*Your task*. Look through the records below and collect all lines that hold the string "juin".

*Material provided*.

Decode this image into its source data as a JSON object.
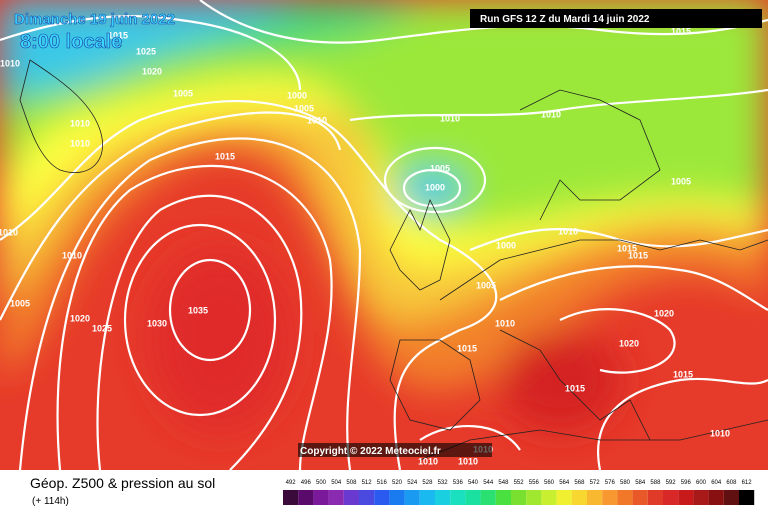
{
  "header": {
    "date": "Dimanche 19 juin 2022",
    "time": "8:00 locale",
    "run": "Run GFS 12 Z du Mardi 14 juin 2022"
  },
  "copyright": "Copyright © 2022 Meteociel.fr",
  "footer": {
    "title": "Géop. Z500 & pression au sol",
    "lead": "(+ 114h)"
  },
  "scale": [
    492,
    496,
    500,
    504,
    508,
    512,
    516,
    520,
    524,
    528,
    532,
    536,
    540,
    544,
    548,
    552,
    556,
    560,
    564,
    568,
    572,
    576,
    580,
    584,
    588,
    592,
    596,
    600,
    604,
    608,
    612
  ],
  "isobar_labels": [
    1015,
    1025,
    1020,
    1010,
    1005,
    1000,
    1005,
    1010,
    1010,
    1010,
    1015,
    1010,
    1010,
    1015,
    1005,
    1000,
    1005,
    1010,
    1010,
    1000,
    1010,
    1015,
    1015,
    1005,
    1005,
    1020,
    1025,
    1030,
    1035,
    1010,
    1020,
    1015,
    1020,
    1015,
    1015,
    1010,
    1010,
    1010,
    1010
  ]
}
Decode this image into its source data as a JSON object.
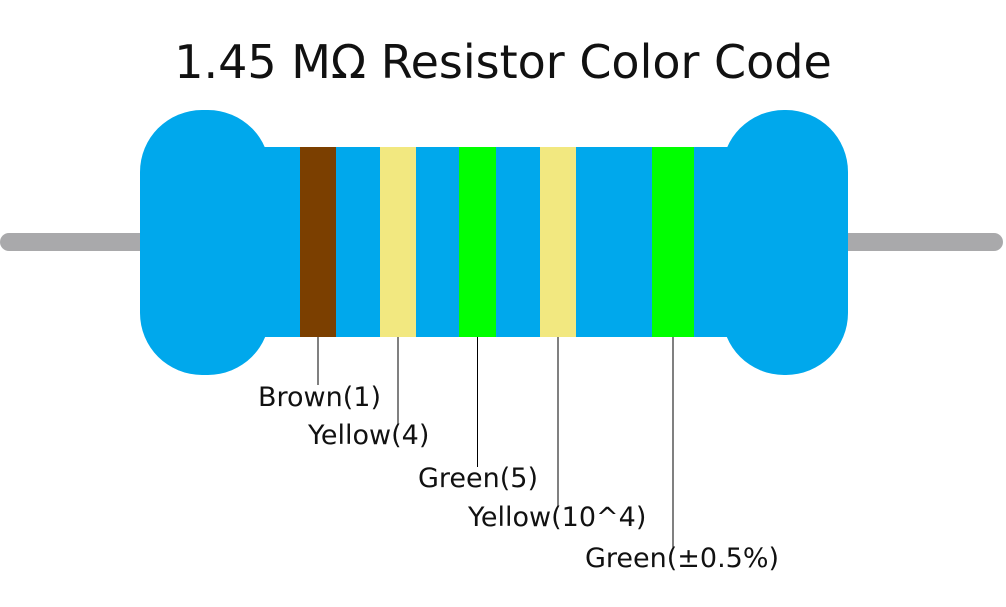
{
  "title": "1.45 MΩ Resistor Color Code",
  "bands": [
    {
      "label": "Brown(1)",
      "color": "#7b3f00"
    },
    {
      "label": "Yellow(4)",
      "color": "#f2e880"
    },
    {
      "label": "Green(5)",
      "color": "#00ff00"
    },
    {
      "label": "Yellow(10^4)",
      "color": "#f2e880"
    },
    {
      "label": "Green(±0.5%)",
      "color": "#00ff00"
    }
  ]
}
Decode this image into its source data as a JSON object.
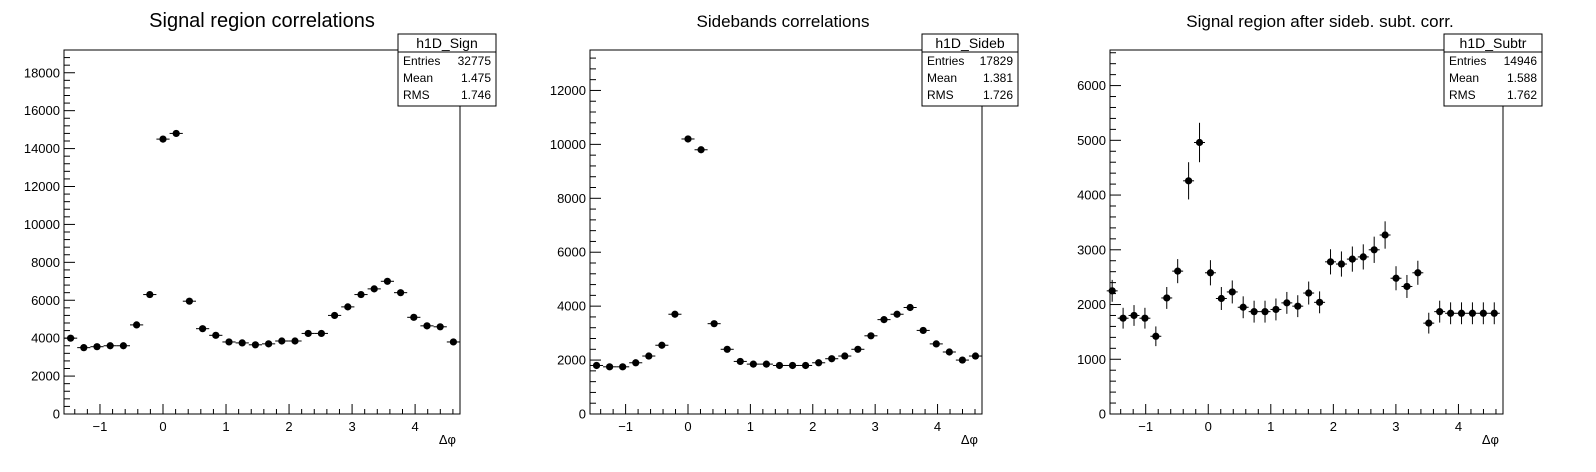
{
  "chart_data": [
    {
      "type": "scatter",
      "title": "Signal region correlations",
      "xlabel": "Δφ",
      "ylabel": "",
      "xlim": [
        -1.5708,
        4.7124
      ],
      "ylim": [
        0,
        19200
      ],
      "xticks": [
        -1,
        0,
        1,
        2,
        3,
        4
      ],
      "xtick_labels": [
        "−1",
        "0",
        "1",
        "2",
        "3",
        "4"
      ],
      "yticks": [
        0,
        2000,
        4000,
        6000,
        8000,
        10000,
        12000,
        14000,
        16000,
        18000
      ],
      "ytick_labels": [
        "0",
        "2000",
        "4000",
        "6000",
        "8000",
        "10000",
        "12000",
        "14000",
        "16000",
        "18000"
      ],
      "stats": {
        "name": "h1D_Sign",
        "rows": [
          {
            "label": "Entries",
            "value": "32775"
          },
          {
            "label": "Mean",
            "value": "1.475"
          },
          {
            "label": "RMS",
            "value": "1.746"
          }
        ]
      },
      "x": [
        -1.4661,
        -1.2566,
        -1.0472,
        -0.8378,
        -0.6283,
        -0.4189,
        -0.2094,
        0.0,
        0.2094,
        0.4189,
        0.6283,
        0.8378,
        1.0472,
        1.2566,
        1.4661,
        1.6755,
        1.885,
        2.0944,
        2.3038,
        2.5133,
        2.7227,
        2.9322,
        3.1416,
        3.351,
        3.5605,
        3.7699,
        3.9794,
        4.1888,
        4.3982,
        4.6077
      ],
      "y": [
        4000,
        3500,
        3550,
        3600,
        3600,
        4700,
        6300,
        14500,
        14800,
        5950,
        4500,
        4150,
        3800,
        3750,
        3650,
        3700,
        3850,
        3850,
        4250,
        4250,
        5200,
        5650,
        6300,
        6600,
        7000,
        6400,
        5100,
        4650,
        4600,
        3800
      ],
      "yerr": [
        63,
        59,
        60,
        60,
        60,
        69,
        79,
        120,
        122,
        77,
        67,
        64,
        62,
        61,
        60,
        61,
        62,
        62,
        65,
        65,
        72,
        75,
        79,
        81,
        84,
        80,
        71,
        68,
        68,
        62
      ]
    },
    {
      "type": "scatter",
      "title": "Sidebands correlations",
      "xlabel": "Δφ",
      "ylabel": "",
      "xlim": [
        -1.5708,
        4.7124
      ],
      "ylim": [
        0,
        13500
      ],
      "xticks": [
        -1,
        0,
        1,
        2,
        3,
        4
      ],
      "xtick_labels": [
        "−1",
        "0",
        "1",
        "2",
        "3",
        "4"
      ],
      "yticks": [
        0,
        2000,
        4000,
        6000,
        8000,
        10000,
        12000
      ],
      "ytick_labels": [
        "0",
        "2000",
        "4000",
        "6000",
        "8000",
        "10000",
        "12000"
      ],
      "stats": {
        "name": "h1D_Sideb",
        "rows": [
          {
            "label": "Entries",
            "value": "17829"
          },
          {
            "label": "Mean",
            "value": "1.381"
          },
          {
            "label": "RMS",
            "value": "1.726"
          }
        ]
      },
      "x": [
        -1.4661,
        -1.2566,
        -1.0472,
        -0.8378,
        -0.6283,
        -0.4189,
        -0.2094,
        0.0,
        0.2094,
        0.4189,
        0.6283,
        0.8378,
        1.0472,
        1.2566,
        1.4661,
        1.6755,
        1.885,
        2.0944,
        2.3038,
        2.5133,
        2.7227,
        2.9322,
        3.1416,
        3.351,
        3.5605,
        3.7699,
        3.9794,
        4.1888,
        4.3982,
        4.6077
      ],
      "y": [
        1800,
        1750,
        1750,
        1900,
        2150,
        2550,
        3700,
        10200,
        9800,
        3350,
        2400,
        1950,
        1850,
        1850,
        1800,
        1800,
        1800,
        1900,
        2050,
        2150,
        2400,
        2900,
        3500,
        3700,
        3950,
        3100,
        2600,
        2300,
        2000,
        2150
      ],
      "yerr": [
        42,
        42,
        42,
        44,
        46,
        50,
        61,
        101,
        99,
        58,
        49,
        44,
        43,
        43,
        42,
        42,
        42,
        44,
        45,
        46,
        49,
        54,
        59,
        61,
        63,
        56,
        51,
        48,
        45,
        46
      ]
    },
    {
      "type": "scatter",
      "title": "Signal region after sideb. subt. corr.",
      "xlabel": "Δφ",
      "ylabel": "",
      "xlim": [
        -1.5708,
        4.7124
      ],
      "ylim": [
        0,
        6650
      ],
      "xticks": [
        -1,
        0,
        1,
        2,
        3,
        4
      ],
      "xtick_labels": [
        "−1",
        "0",
        "1",
        "2",
        "3",
        "4"
      ],
      "yticks": [
        0,
        1000,
        2000,
        3000,
        4000,
        5000,
        6000
      ],
      "ytick_labels": [
        "0",
        "1000",
        "2000",
        "3000",
        "4000",
        "5000",
        "6000"
      ],
      "stats": {
        "name": "h1D_Subtr",
        "rows": [
          {
            "label": "Entries",
            "value": "14946"
          },
          {
            "label": "Mean",
            "value": "1.588"
          },
          {
            "label": "RMS",
            "value": "1.762"
          }
        ]
      },
      "x": [
        -1.5359,
        -1.3614,
        -1.1868,
        -1.0123,
        -0.8378,
        -0.6632,
        -0.4887,
        -0.3142,
        -0.1396,
        0.0349,
        0.2094,
        0.384,
        0.5585,
        0.733,
        0.9076,
        1.0821,
        1.2566,
        1.4312,
        1.6057,
        1.7802,
        1.9548,
        2.1293,
        2.3038,
        2.4784,
        2.6529,
        2.8274,
        3.002,
        3.1765,
        3.351,
        3.5256,
        3.7001,
        3.8746,
        4.0492,
        4.2237,
        4.3982,
        4.5728
      ],
      "y": [
        2250,
        1750,
        1800,
        1750,
        1420,
        2120,
        2610,
        4260,
        4960,
        2580,
        2110,
        2230,
        1950,
        1870,
        1870,
        1910,
        2030,
        1970,
        2210,
        2040,
        2780,
        2740,
        2830,
        2870,
        3000,
        3270,
        2480,
        2330,
        2580,
        1660,
        1870,
        1840,
        1840,
        1840,
        1840,
        1840
      ],
      "yerr": [
        200,
        190,
        190,
        190,
        180,
        200,
        220,
        340,
        360,
        230,
        210,
        210,
        200,
        200,
        200,
        200,
        200,
        200,
        210,
        200,
        230,
        230,
        230,
        230,
        240,
        250,
        220,
        210,
        220,
        190,
        200,
        200,
        200,
        200,
        200,
        200
      ]
    }
  ]
}
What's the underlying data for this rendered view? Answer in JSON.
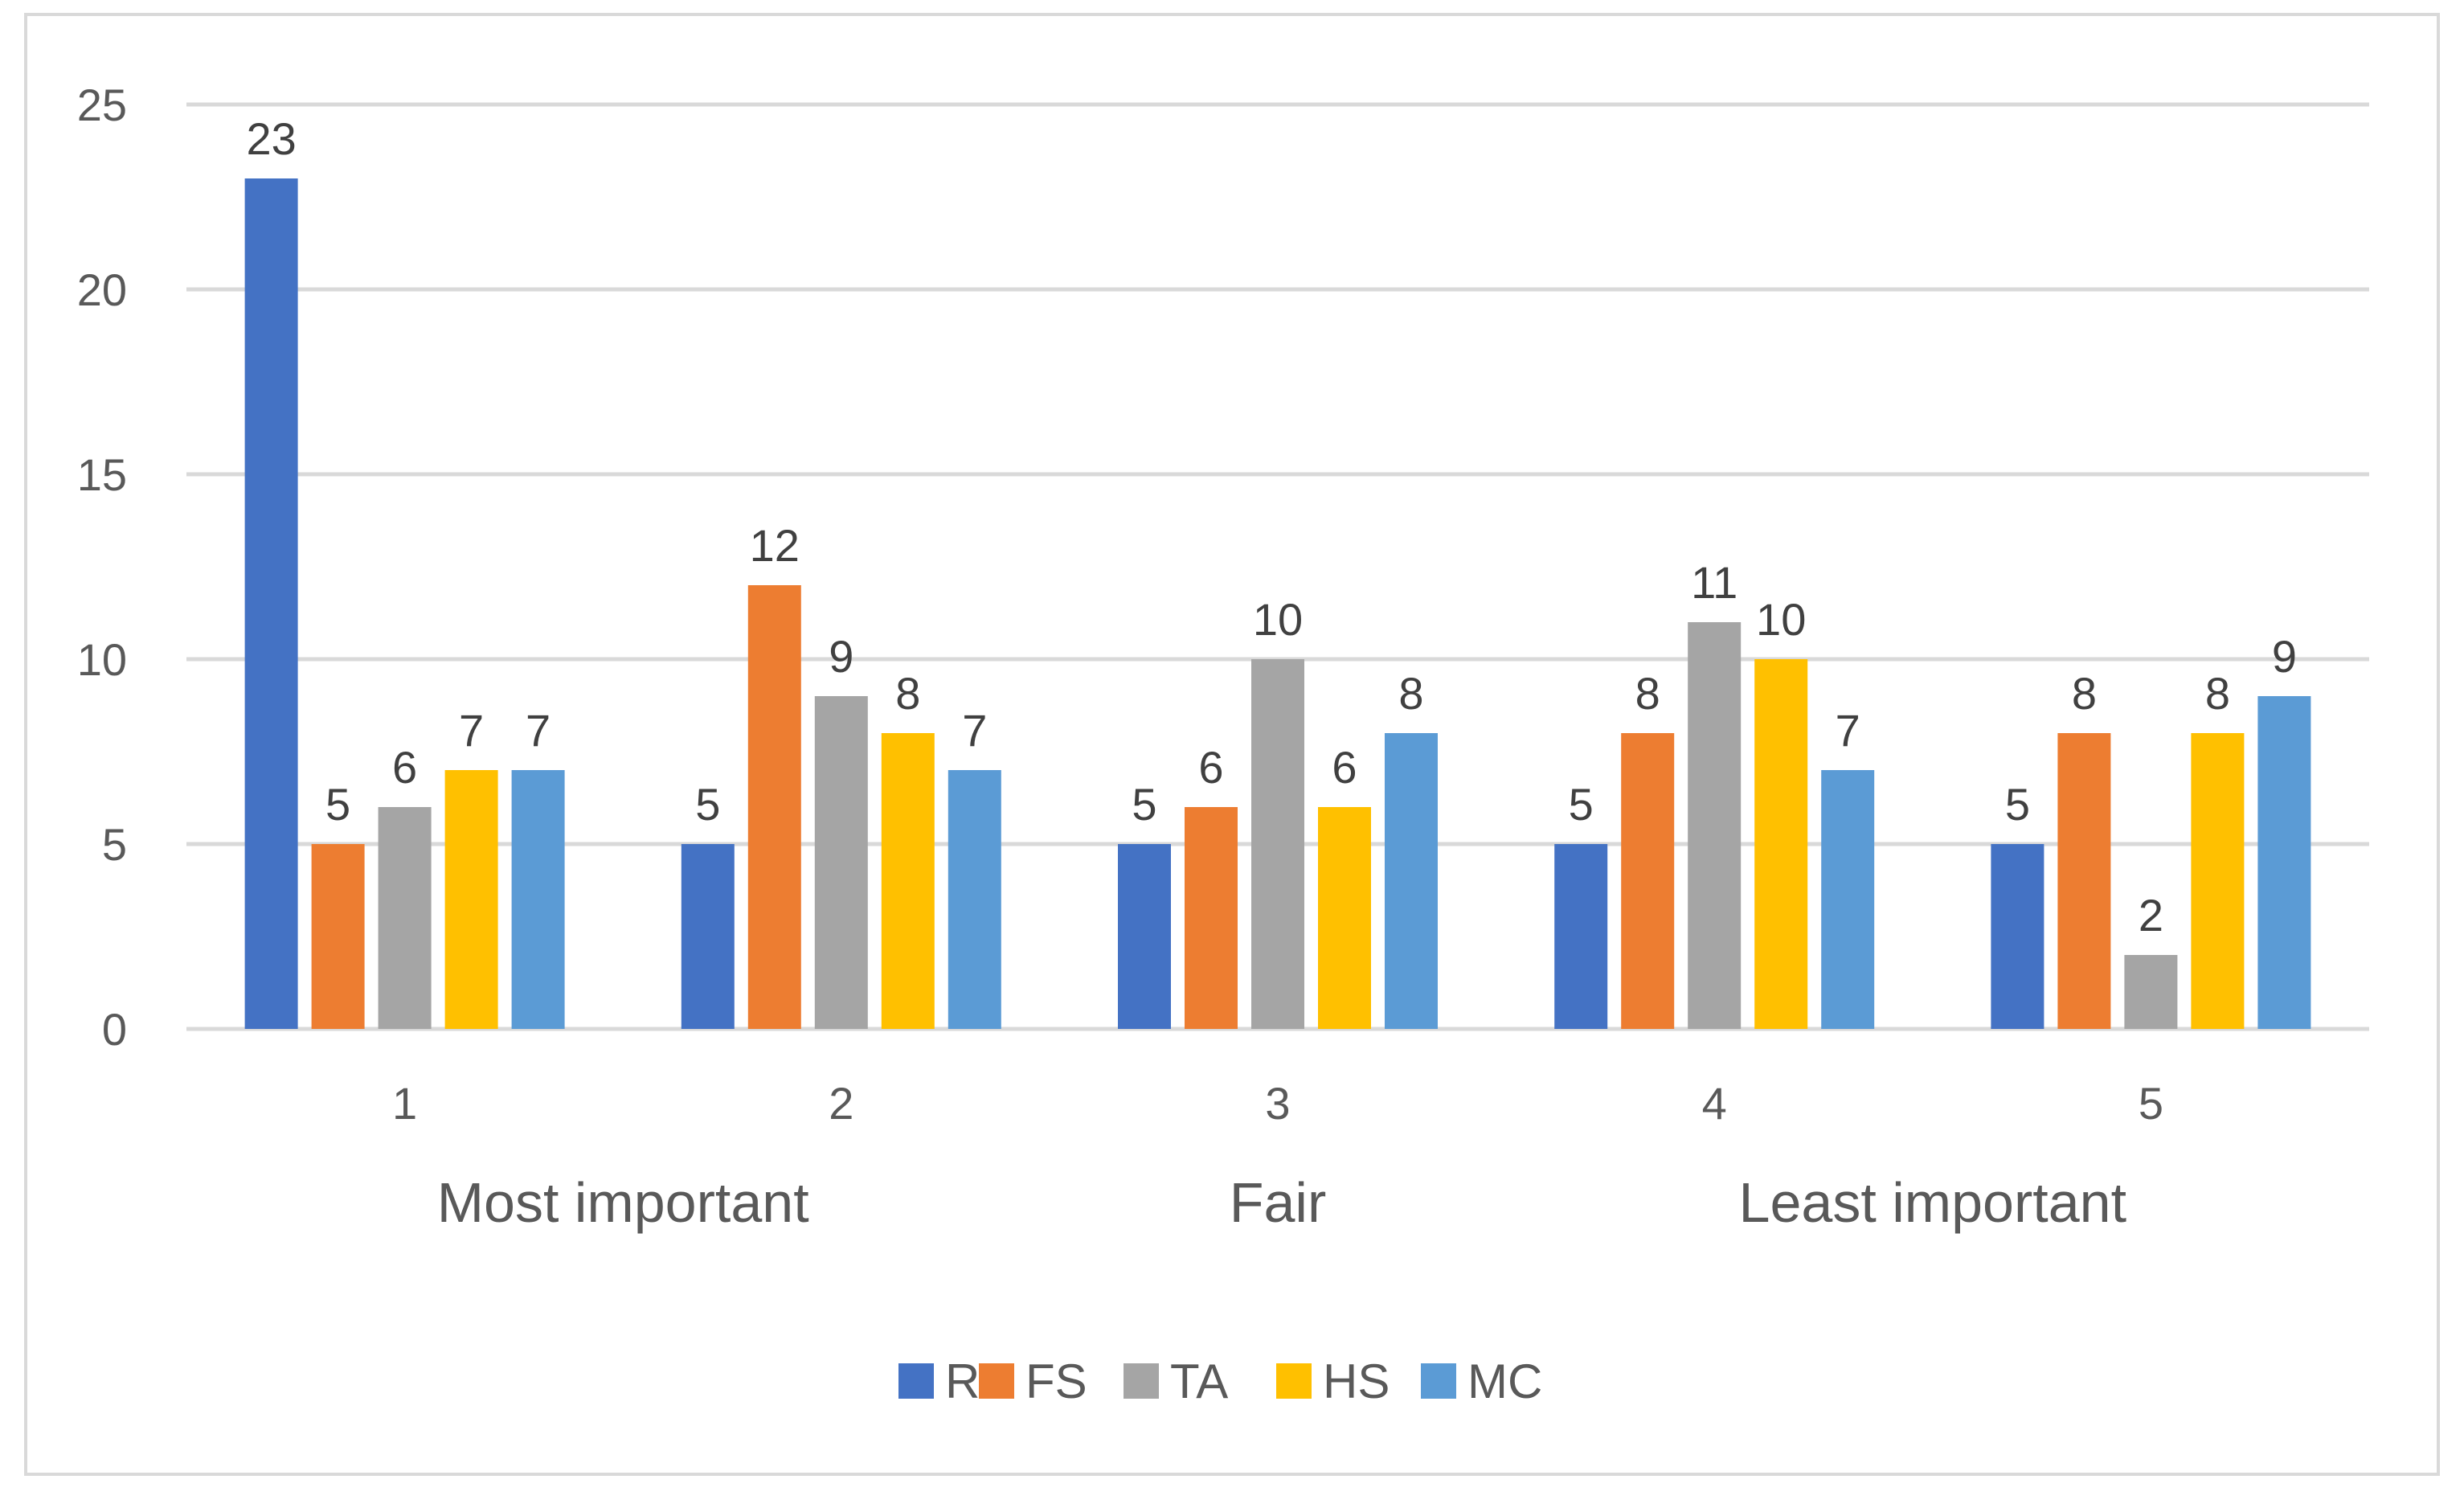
{
  "chart_data": {
    "type": "bar",
    "title": "",
    "xlabel": "",
    "ylabel": "",
    "ylim": [
      0,
      25
    ],
    "yticks": [
      0,
      5,
      10,
      15,
      20,
      25
    ],
    "grid": true,
    "categories": [
      "1",
      "2",
      "3",
      "4",
      "5"
    ],
    "group_labels": [
      "Most important",
      "Fair",
      "Least important"
    ],
    "legend_position": "bottom",
    "series": [
      {
        "name": "R",
        "color": "#4472C4",
        "values": [
          23,
          5,
          5,
          5,
          5
        ]
      },
      {
        "name": "FS",
        "color": "#ED7D31",
        "values": [
          5,
          12,
          6,
          8,
          8
        ]
      },
      {
        "name": "TA",
        "color": "#A5A5A5",
        "values": [
          6,
          9,
          10,
          11,
          2
        ]
      },
      {
        "name": "HS",
        "color": "#FFC000",
        "values": [
          7,
          8,
          6,
          10,
          8
        ]
      },
      {
        "name": "MC",
        "color": "#5B9BD5",
        "values": [
          7,
          7,
          8,
          7,
          9
        ]
      }
    ]
  }
}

*Response to the task*.
    "date": "Dimanche 19 juin 2022",
    "run": "Run GFS 12 Z du Mardi 14 juin 2022"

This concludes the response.